Rows =>
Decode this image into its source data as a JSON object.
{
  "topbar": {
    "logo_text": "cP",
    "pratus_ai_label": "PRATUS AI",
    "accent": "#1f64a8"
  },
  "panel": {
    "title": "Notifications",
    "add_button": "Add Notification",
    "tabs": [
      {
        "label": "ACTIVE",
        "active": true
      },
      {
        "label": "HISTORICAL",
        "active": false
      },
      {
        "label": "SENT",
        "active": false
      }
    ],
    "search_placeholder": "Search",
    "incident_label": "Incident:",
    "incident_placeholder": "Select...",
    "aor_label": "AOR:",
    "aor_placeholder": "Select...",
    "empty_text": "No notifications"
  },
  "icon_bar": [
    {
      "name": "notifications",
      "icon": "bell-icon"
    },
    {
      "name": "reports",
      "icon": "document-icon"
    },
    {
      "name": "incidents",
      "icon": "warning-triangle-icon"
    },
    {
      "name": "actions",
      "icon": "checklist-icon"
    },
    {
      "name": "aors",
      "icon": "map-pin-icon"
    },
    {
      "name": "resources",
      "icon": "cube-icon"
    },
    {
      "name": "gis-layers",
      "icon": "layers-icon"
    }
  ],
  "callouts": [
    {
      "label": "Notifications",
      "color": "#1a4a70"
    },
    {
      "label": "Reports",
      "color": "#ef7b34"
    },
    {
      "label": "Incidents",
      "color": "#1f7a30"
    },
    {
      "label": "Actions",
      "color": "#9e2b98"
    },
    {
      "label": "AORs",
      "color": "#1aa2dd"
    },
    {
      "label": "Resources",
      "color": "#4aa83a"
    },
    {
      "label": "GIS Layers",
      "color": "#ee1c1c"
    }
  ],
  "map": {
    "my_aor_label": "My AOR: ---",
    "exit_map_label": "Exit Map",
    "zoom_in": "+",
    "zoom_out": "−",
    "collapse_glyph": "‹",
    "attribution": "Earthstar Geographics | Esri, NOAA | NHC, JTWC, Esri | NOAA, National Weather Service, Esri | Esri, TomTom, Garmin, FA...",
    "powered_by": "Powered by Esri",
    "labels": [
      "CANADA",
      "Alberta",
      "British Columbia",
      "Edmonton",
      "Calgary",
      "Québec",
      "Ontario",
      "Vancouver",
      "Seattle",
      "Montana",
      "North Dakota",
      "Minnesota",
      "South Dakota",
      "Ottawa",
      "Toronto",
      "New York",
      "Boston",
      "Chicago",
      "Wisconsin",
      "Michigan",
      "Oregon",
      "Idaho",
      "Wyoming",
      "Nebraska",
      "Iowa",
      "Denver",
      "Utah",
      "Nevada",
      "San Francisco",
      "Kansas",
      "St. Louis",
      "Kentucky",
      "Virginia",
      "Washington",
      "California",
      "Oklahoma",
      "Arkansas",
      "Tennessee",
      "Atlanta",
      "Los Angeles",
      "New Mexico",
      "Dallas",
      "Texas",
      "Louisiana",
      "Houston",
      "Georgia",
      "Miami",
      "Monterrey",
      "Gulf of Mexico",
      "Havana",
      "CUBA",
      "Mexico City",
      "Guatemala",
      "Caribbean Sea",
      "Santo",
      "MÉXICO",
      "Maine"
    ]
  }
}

Your task => Word for word, write out all of the data above.

The result =>
Decode this image into its source data as a JSON object.
{
  "topbar": {
    "logo_text": "cP",
    "pratus_ai_label": "PRATUS AI",
    "accent": "#1f64a8"
  },
  "panel": {
    "title": "Notifications",
    "add_button": "Add Notification",
    "tabs": [
      {
        "label": "ACTIVE",
        "active": true
      },
      {
        "label": "HISTORICAL",
        "active": false
      },
      {
        "label": "SENT",
        "active": false
      }
    ],
    "search_placeholder": "Search",
    "incident_label": "Incident:",
    "incident_placeholder": "Select...",
    "aor_label": "AOR:",
    "aor_placeholder": "Select...",
    "empty_text": "No notifications"
  },
  "icon_bar": [
    {
      "name": "notifications",
      "icon": "bell-icon"
    },
    {
      "name": "reports",
      "icon": "document-icon"
    },
    {
      "name": "incidents",
      "icon": "warning-triangle-icon"
    },
    {
      "name": "actions",
      "icon": "checklist-icon"
    },
    {
      "name": "aors",
      "icon": "map-pin-icon"
    },
    {
      "name": "resources",
      "icon": "cube-icon"
    },
    {
      "name": "gis-layers",
      "icon": "layers-icon"
    }
  ],
  "callouts": [
    {
      "label": "Notifications",
      "color": "#1a4a70"
    },
    {
      "label": "Reports",
      "color": "#ef7b34"
    },
    {
      "label": "Incidents",
      "color": "#1f7a30"
    },
    {
      "label": "Actions",
      "color": "#9e2b98"
    },
    {
      "label": "AORs",
      "color": "#1aa2dd"
    },
    {
      "label": "Resources",
      "color": "#4aa83a"
    },
    {
      "label": "GIS Layers",
      "color": "#ee1c1c"
    }
  ],
  "map": {
    "my_aor_label": "My AOR: ---",
    "exit_map_label": "Exit Map",
    "zoom_in": "+",
    "zoom_out": "−",
    "collapse_glyph": "‹",
    "attribution": "Earthstar Geographics | Esri, NOAA | NHC, JTWC, Esri | NOAA, National Weather Service, Esri | Esri, TomTom, Garmin, FA...",
    "powered_by": "Powered by Esri",
    "labels": [
      "CANADA",
      "Alberta",
      "British Columbia",
      "Edmonton",
      "Calgary",
      "Québec",
      "Ontario",
      "Vancouver",
      "Seattle",
      "Montana",
      "North Dakota",
      "Minnesota",
      "South Dakota",
      "Ottawa",
      "Toronto",
      "New York",
      "Boston",
      "Chicago",
      "Wisconsin",
      "Michigan",
      "Oregon",
      "Idaho",
      "Wyoming",
      "Nebraska",
      "Iowa",
      "Denver",
      "Utah",
      "Nevada",
      "San Francisco",
      "Kansas",
      "St. Louis",
      "Kentucky",
      "Virginia",
      "Washington",
      "California",
      "Oklahoma",
      "Arkansas",
      "Tennessee",
      "Atlanta",
      "Los Angeles",
      "New Mexico",
      "Dallas",
      "Texas",
      "Louisiana",
      "Houston",
      "Georgia",
      "Miami",
      "Monterrey",
      "Gulf of Mexico",
      "Havana",
      "CUBA",
      "Mexico City",
      "Guatemala",
      "Caribbean Sea",
      "Santo",
      "MÉXICO",
      "Maine"
    ]
  }
}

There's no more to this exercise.